** Start **

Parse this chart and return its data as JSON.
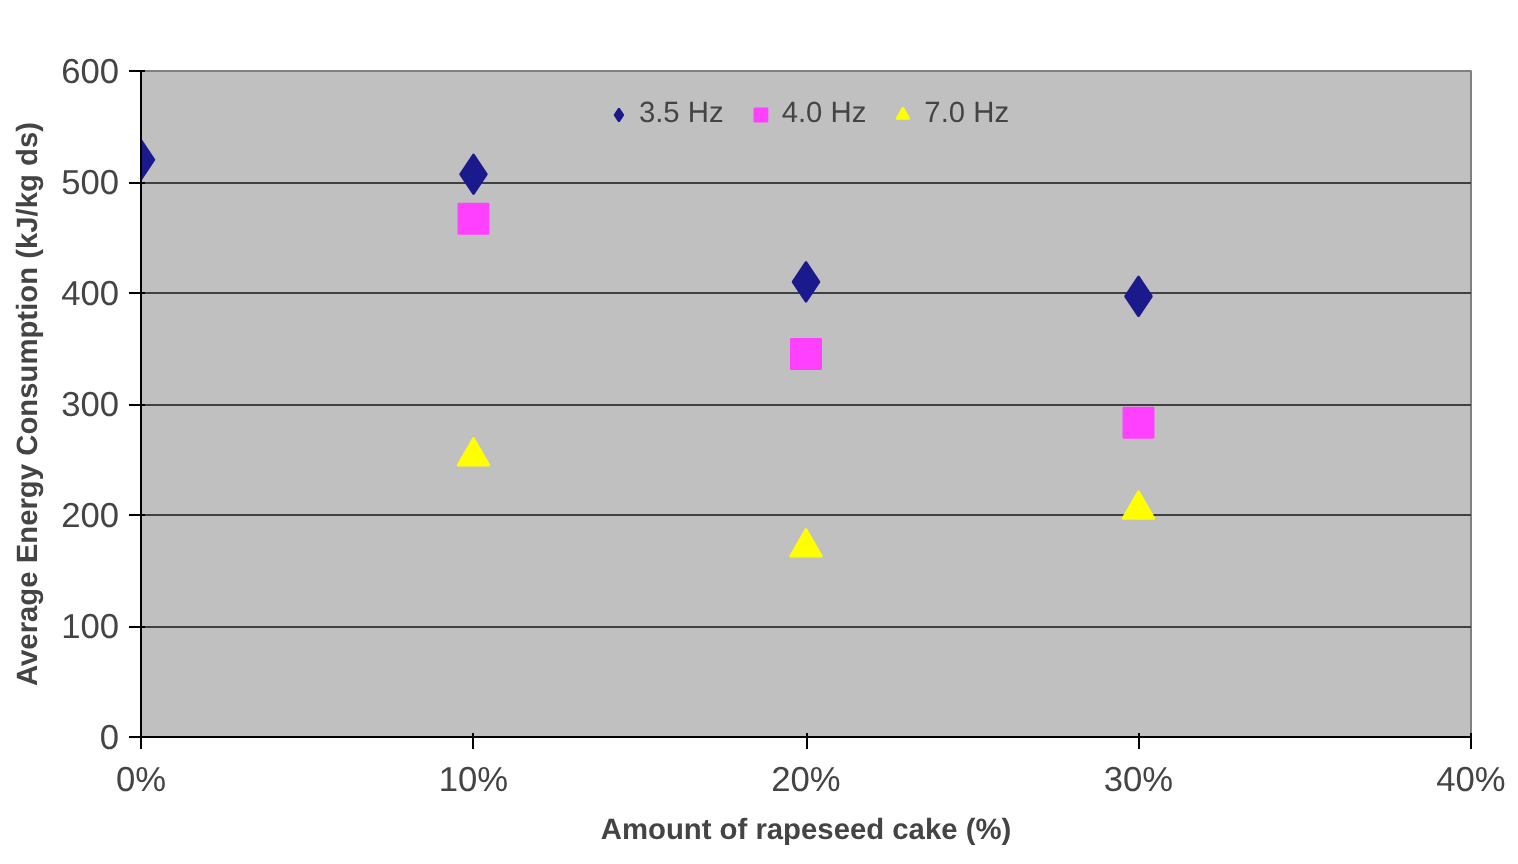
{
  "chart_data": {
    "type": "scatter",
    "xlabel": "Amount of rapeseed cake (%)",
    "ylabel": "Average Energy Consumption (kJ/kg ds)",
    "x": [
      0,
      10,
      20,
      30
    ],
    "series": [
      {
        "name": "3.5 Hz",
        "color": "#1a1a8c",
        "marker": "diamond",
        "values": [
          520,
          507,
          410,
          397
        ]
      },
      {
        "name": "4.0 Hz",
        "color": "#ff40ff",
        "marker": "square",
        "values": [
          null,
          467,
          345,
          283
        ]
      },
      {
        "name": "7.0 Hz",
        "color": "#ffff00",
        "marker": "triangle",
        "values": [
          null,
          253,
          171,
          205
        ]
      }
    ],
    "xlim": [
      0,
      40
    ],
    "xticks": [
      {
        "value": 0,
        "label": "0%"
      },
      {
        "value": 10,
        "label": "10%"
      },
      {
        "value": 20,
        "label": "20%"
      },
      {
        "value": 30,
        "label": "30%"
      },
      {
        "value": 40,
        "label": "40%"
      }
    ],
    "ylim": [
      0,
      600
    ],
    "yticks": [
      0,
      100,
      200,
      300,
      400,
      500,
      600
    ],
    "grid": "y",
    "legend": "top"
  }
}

** End **
** Start **

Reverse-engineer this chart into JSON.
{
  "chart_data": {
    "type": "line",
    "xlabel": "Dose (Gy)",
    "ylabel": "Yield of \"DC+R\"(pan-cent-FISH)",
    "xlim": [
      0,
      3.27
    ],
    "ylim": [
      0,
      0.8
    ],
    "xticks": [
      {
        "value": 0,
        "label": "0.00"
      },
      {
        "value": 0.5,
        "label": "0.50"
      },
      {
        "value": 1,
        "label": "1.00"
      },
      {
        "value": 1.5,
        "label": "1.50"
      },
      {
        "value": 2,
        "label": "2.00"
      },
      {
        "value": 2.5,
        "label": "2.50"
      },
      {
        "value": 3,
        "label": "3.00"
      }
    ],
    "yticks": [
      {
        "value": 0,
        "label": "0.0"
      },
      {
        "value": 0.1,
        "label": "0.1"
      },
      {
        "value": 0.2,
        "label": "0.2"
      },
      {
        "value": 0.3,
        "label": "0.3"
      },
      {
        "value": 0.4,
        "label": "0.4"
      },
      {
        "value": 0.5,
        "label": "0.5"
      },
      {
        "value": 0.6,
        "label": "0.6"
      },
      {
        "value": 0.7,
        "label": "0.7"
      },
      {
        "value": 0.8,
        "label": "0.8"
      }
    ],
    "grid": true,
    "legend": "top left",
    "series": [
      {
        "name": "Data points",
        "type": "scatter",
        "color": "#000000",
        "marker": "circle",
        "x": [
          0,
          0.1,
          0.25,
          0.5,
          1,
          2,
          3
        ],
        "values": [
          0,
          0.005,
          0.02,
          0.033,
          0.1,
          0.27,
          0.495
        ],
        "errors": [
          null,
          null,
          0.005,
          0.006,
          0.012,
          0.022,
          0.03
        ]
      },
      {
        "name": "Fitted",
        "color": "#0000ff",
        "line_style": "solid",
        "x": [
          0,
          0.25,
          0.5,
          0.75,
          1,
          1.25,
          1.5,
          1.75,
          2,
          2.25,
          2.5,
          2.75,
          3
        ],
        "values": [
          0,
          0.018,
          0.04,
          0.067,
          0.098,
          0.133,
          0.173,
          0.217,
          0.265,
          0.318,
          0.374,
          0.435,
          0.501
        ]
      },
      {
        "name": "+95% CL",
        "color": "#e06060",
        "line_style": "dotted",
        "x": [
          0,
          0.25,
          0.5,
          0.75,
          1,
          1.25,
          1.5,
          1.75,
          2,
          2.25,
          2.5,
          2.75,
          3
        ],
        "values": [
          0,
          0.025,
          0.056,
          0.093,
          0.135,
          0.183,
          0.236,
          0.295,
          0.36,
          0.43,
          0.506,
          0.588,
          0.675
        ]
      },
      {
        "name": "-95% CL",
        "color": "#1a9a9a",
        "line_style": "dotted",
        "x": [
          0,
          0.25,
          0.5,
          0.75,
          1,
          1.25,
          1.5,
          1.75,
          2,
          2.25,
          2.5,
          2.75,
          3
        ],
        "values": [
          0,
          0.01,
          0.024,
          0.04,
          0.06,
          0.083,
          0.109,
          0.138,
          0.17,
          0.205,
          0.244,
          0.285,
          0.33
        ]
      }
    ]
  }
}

** End **
** Start **

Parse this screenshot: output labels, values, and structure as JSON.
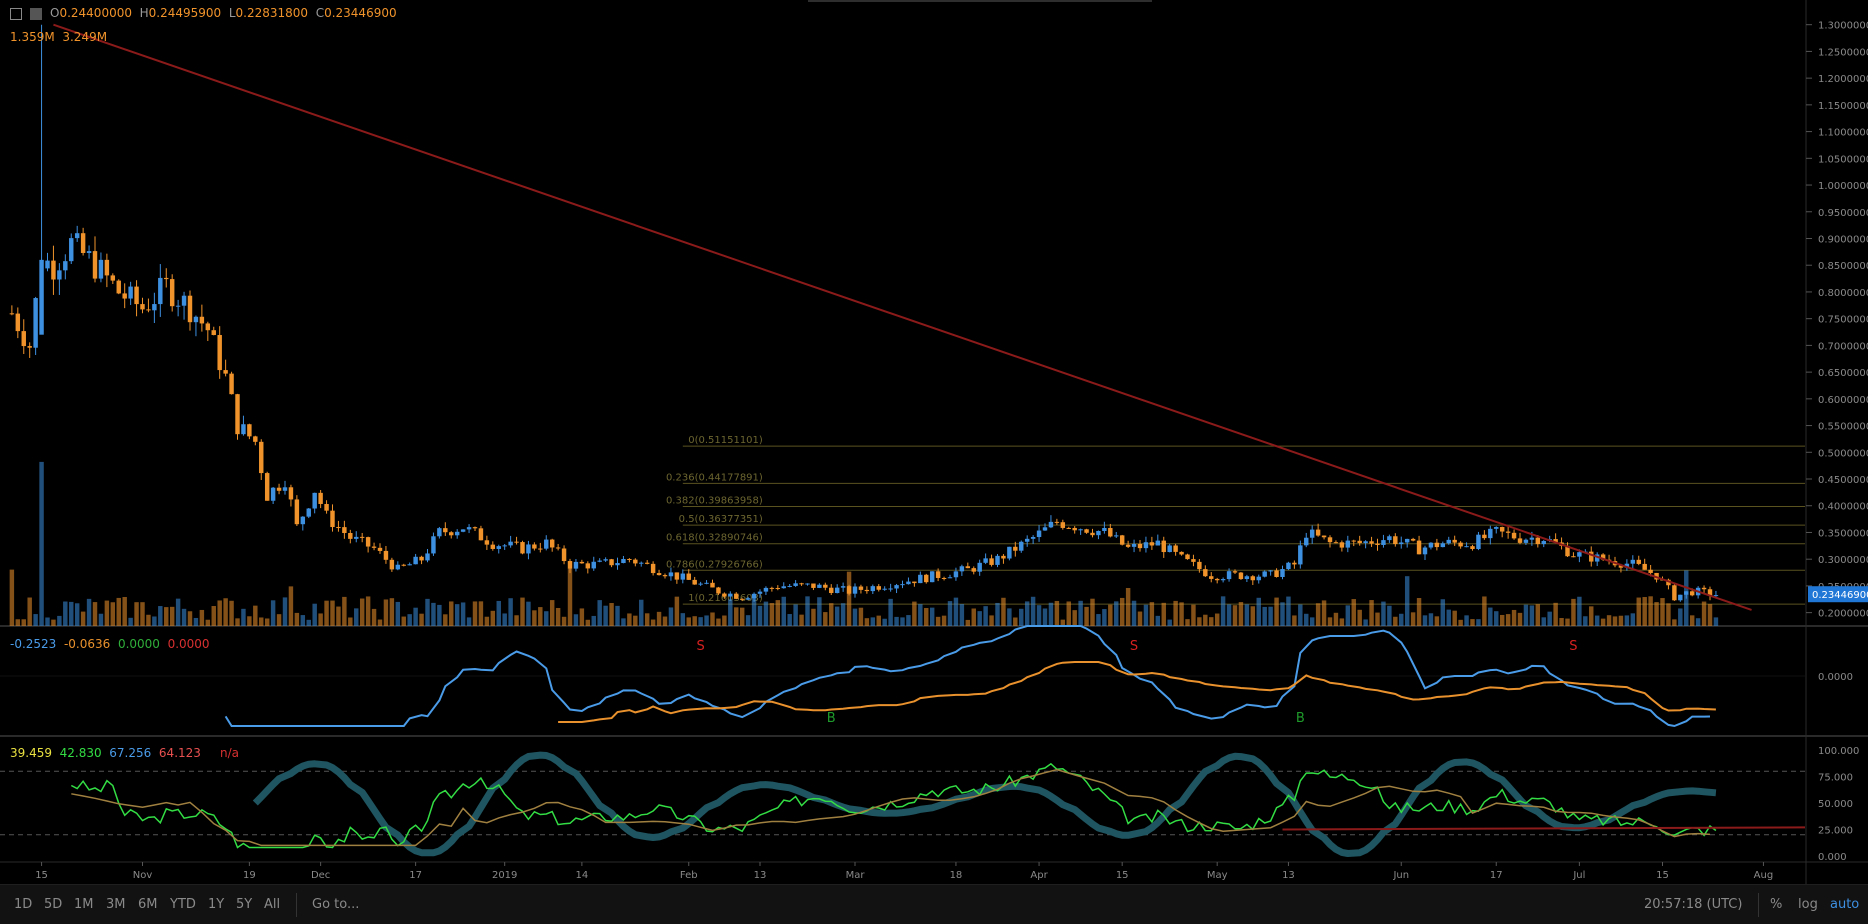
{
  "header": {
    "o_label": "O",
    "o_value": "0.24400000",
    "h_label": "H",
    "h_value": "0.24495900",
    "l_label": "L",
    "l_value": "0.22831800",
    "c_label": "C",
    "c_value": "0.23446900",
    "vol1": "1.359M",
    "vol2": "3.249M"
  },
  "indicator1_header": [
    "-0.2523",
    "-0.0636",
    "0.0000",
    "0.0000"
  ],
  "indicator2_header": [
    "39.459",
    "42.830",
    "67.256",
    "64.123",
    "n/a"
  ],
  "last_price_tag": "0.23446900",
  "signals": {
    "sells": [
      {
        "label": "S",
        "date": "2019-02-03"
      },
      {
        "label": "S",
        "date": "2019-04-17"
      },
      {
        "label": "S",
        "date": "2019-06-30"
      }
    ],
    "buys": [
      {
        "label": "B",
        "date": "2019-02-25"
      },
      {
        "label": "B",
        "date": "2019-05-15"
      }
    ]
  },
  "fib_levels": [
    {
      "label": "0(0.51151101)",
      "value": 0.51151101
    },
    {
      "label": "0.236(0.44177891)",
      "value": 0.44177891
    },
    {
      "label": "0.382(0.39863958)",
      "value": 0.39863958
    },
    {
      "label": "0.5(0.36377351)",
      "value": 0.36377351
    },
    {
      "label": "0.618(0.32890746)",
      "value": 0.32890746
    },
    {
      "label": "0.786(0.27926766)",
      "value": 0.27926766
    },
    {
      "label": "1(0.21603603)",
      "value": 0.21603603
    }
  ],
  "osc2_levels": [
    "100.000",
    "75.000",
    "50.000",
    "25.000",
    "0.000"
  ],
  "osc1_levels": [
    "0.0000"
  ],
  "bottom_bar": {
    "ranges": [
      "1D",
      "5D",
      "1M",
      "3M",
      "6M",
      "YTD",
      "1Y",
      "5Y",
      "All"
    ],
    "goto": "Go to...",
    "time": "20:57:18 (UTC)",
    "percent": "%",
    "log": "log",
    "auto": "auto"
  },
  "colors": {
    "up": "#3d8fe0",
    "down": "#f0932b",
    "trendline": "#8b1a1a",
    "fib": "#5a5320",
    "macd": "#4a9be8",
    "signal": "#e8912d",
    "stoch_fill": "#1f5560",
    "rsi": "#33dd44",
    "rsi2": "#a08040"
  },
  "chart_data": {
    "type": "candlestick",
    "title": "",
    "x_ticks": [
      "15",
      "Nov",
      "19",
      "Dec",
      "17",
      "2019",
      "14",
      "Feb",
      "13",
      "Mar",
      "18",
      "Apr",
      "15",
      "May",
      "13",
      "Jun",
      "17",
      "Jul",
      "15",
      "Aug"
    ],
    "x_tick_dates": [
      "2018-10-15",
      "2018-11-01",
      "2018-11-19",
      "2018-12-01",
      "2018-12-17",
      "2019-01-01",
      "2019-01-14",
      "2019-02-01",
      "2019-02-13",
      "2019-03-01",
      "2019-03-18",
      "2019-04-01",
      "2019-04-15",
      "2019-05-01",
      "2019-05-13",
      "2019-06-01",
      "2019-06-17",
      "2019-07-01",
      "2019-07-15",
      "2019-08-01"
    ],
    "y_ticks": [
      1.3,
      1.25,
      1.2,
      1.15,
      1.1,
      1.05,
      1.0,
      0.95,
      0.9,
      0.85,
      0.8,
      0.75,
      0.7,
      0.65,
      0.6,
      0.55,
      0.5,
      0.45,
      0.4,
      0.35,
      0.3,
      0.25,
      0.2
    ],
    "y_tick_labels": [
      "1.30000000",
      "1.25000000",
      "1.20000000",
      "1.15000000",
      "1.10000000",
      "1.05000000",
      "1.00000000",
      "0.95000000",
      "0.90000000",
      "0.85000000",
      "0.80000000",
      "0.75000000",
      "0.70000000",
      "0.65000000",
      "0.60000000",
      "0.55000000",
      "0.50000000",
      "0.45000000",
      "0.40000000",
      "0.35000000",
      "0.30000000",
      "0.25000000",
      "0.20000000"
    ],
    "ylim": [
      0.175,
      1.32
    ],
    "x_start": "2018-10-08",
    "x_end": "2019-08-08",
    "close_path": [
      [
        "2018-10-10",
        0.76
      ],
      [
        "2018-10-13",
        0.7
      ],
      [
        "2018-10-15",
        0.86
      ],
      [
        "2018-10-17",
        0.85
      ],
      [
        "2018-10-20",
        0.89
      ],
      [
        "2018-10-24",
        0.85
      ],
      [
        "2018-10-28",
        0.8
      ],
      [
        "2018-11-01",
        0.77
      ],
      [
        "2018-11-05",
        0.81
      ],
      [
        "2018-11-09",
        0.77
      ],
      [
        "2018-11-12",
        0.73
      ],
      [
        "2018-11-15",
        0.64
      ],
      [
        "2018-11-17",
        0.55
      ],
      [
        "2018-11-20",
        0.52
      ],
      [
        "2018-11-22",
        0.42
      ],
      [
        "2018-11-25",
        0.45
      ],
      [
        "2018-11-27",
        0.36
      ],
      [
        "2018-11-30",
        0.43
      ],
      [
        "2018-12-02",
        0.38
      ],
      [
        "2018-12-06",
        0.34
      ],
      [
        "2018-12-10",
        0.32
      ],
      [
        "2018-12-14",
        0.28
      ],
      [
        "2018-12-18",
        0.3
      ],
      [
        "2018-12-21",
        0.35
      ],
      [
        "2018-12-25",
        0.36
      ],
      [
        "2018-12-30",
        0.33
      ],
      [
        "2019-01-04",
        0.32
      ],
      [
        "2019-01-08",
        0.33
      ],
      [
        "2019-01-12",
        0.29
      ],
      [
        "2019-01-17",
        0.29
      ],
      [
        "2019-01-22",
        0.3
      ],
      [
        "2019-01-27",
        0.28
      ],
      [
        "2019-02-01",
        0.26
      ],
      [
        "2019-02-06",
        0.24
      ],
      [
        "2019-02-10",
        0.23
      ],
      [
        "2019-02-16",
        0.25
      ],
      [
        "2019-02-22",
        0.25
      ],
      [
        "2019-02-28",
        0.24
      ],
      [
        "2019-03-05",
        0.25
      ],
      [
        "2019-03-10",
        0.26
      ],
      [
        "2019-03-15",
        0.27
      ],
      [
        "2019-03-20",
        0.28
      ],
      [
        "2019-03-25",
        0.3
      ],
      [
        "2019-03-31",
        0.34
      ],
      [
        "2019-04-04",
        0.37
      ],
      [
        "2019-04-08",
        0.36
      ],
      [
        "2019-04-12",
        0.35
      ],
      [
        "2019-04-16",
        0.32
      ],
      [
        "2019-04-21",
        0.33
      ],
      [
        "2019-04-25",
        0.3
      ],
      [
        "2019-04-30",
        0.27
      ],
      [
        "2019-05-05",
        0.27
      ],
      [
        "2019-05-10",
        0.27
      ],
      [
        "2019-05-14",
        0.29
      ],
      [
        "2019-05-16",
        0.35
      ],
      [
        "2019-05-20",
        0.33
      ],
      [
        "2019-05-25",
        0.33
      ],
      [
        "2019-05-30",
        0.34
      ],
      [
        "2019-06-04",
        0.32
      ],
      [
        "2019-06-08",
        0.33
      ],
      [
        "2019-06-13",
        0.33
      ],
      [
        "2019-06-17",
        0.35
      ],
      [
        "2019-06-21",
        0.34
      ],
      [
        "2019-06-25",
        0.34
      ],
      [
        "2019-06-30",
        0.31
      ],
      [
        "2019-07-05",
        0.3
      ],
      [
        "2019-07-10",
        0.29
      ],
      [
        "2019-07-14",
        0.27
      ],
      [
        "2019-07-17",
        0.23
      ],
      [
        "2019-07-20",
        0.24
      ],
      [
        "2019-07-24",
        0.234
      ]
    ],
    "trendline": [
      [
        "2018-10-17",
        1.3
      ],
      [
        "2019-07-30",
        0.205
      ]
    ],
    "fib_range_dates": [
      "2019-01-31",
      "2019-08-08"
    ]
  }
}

** End **

> **Problem description**: Only lines with the word "JSON" are wanted, so copy each one from the records.

> **Correct result**:
Parse this chart and return its data as JSON.
Reverse-engineer this chart into JSON.
Parse this screenshot: output labels, values, and structure as JSON.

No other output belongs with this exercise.